**Given instruction 1**
Print the part of the post about Rev. Wright between "I wish we would" and "said doesn't matter.", inclusive, word for word.

+++ Selection +++

I wish we would stop talking about Rev. Wright because he is not Barack Obama. The actual Presidential candidate, Obama, has already said that Wright doesn't speak for him and that he doesn't agree with everything the Reverend has said. Some of it actually bothers and offends him. Yet, Kossacks feel the impulse to continue mounting a defense of Rev. Wright.
Stop doing that. Stop doing it because Rev. Wright shouldn't matter, and you just keep the controversy alive by taking it on the merits. That's a pointless argument to be having now, and it certainly won't help Obama. Stop defending Wright because what he has said doesn't matter.
However, you should also stop defending Wright because some of it really is indefensible. I don't write this because it's important. I write this because we need to move on. I had tabled this diary for a few weeks, but since Wright is back, perhaps it's time I published it. Please don't dismiss me as a 'concern troll'. Hear me out on this one.

+++

**Given instruction 2**
Output the listing below line for line, leaving out the pictures.

+++ Information given +++

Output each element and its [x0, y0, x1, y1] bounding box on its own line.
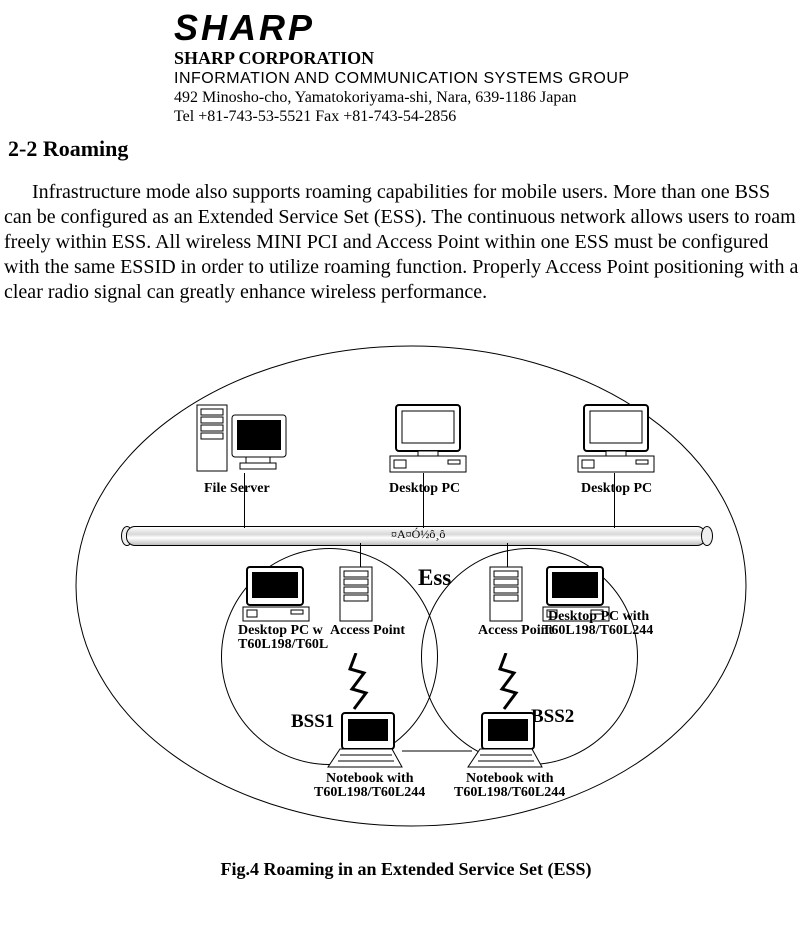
desktop-pc-1-label: Desktop PC: [389, 481, 460, 497]
access-point-left-label: Access Point: [330, 623, 405, 639]
letterhead: SHARP SHARP CORPORATION INFORMATION AND …: [4, 10, 808, 126]
desktop-pc-bss1-label-2: T60L198/T60L: [238, 637, 328, 653]
group-name: INFORMATION AND COMMUNICATION SYSTEMS GR…: [174, 70, 808, 88]
desktop-pc-2-icon: [576, 403, 656, 480]
address: 492 Minosho-cho, Yamatokoriyama-shi, Nar…: [174, 89, 808, 107]
ess-label: Ess: [418, 565, 451, 591]
wireless-signal-left: [344, 653, 374, 718]
tel-fax: Tel +81-743-53-5521 Fax +81-743-54-2856: [174, 108, 808, 126]
desktop-pc-bss1-icon: [241, 565, 311, 628]
desktop-pc-2-label: Desktop PC: [581, 481, 652, 497]
cable-cap-right: [701, 526, 713, 546]
notebook-bss2-label-2: T60L198/T60L244: [454, 785, 565, 801]
file-server-label: File Server: [204, 481, 270, 497]
wireless-signal-right: [494, 653, 524, 718]
desktop-pc-bss2-label-2: T60L198/T60L244: [542, 623, 653, 639]
access-point-left-icon: [338, 565, 374, 628]
notebook-bss1-icon: [326, 711, 406, 776]
section-title: 2-2 Roaming: [8, 136, 808, 162]
notebook-bss1-label-2: T60L198/T60L244: [314, 785, 425, 801]
notebook-bss2-icon: [466, 711, 546, 776]
cable-label: ¤A¤Ó½ô¸ô: [391, 528, 445, 542]
page: SHARP SHARP CORPORATION INFORMATION AND …: [0, 0, 812, 950]
access-point-right-icon: [488, 565, 524, 628]
network-diagram: ¤A¤Ó½ô¸ô File Server: [26, 333, 786, 853]
body-paragraph: Infrastructure mode also supports roamin…: [4, 180, 802, 305]
notebook-link: [402, 749, 472, 753]
file-server-icon: [196, 401, 290, 480]
corp-name: SHARP CORPORATION: [174, 48, 808, 69]
figure-caption: Fig.4 Roaming in an Extended Service Set…: [4, 859, 808, 880]
desktop-pc-1-icon: [388, 403, 468, 480]
sharp-logo: SHARP: [174, 10, 808, 46]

+++

**Worked answer 1**
I wish we would stop talking about Rev. Wright because he is not Barack Obama. The actual Presidential candidate, Obama, has already said that Wright doesn't speak for him and that he doesn't agree with everything the Reverend has said. Some of it actually bothers and offends him. Yet, Kossacks feel the impulse to continue mounting a defense of Rev. Wright.
Stop doing that. Stop doing it because Rev. Wright shouldn't matter, and you just keep the controversy alive by taking it on the merits. That's a pointless argument to be having now, and it certainly won't help Obama. Stop defending Wright because what he has said doesn't matter.

**Worked answer 2**
Output each element and its [x0, y0, x1, y1] bounding box on its own line.
desktop-pc-1-label: Desktop PC: [389, 481, 460, 497]
access-point-left-label: Access Point: [330, 623, 405, 639]
letterhead: SHARP SHARP CORPORATION INFORMATION AND …: [4, 10, 808, 126]
desktop-pc-bss1-label-2: T60L198/T60L: [238, 637, 328, 653]
group-name: INFORMATION AND COMMUNICATION SYSTEMS GR…: [174, 70, 808, 88]
desktop-pc-2-icon: [576, 403, 656, 480]
address: 492 Minosho-cho, Yamatokoriyama-shi, Nar…: [174, 89, 808, 107]
ess-label: Ess: [418, 565, 451, 591]
wireless-signal-left: [344, 653, 374, 718]
tel-fax: Tel +81-743-53-5521 Fax +81-743-54-2856: [174, 108, 808, 126]
desktop-pc-bss1-icon: [241, 565, 311, 628]
desktop-pc-2-label: Desktop PC: [581, 481, 652, 497]
cable-cap-right: [701, 526, 713, 546]
notebook-bss2-label-2: T60L198/T60L244: [454, 785, 565, 801]
file-server-label: File Server: [204, 481, 270, 497]
wireless-signal-right: [494, 653, 524, 718]
desktop-pc-bss2-label-2: T60L198/T60L244: [542, 623, 653, 639]
access-point-left-icon: [338, 565, 374, 628]
notebook-bss1-icon: [326, 711, 406, 776]
section-title: 2-2 Roaming: [8, 136, 808, 162]
notebook-bss1-label-2: T60L198/T60L244: [314, 785, 425, 801]
notebook-bss2-icon: [466, 711, 546, 776]
cable-label: ¤A¤Ó½ô¸ô: [391, 528, 445, 542]
page: SHARP SHARP CORPORATION INFORMATION AND …: [0, 0, 812, 950]
access-point-right-icon: [488, 565, 524, 628]
network-diagram: ¤A¤Ó½ô¸ô File Server: [26, 333, 786, 853]
body-paragraph: Infrastructure mode also supports roamin…: [4, 180, 802, 305]
notebook-link: [402, 749, 472, 753]
file-server-icon: [196, 401, 290, 480]
corp-name: SHARP CORPORATION: [174, 48, 808, 69]
figure-caption: Fig.4 Roaming in an Extended Service Set…: [4, 859, 808, 880]
desktop-pc-1-icon: [388, 403, 468, 480]
sharp-logo: SHARP: [174, 10, 808, 46]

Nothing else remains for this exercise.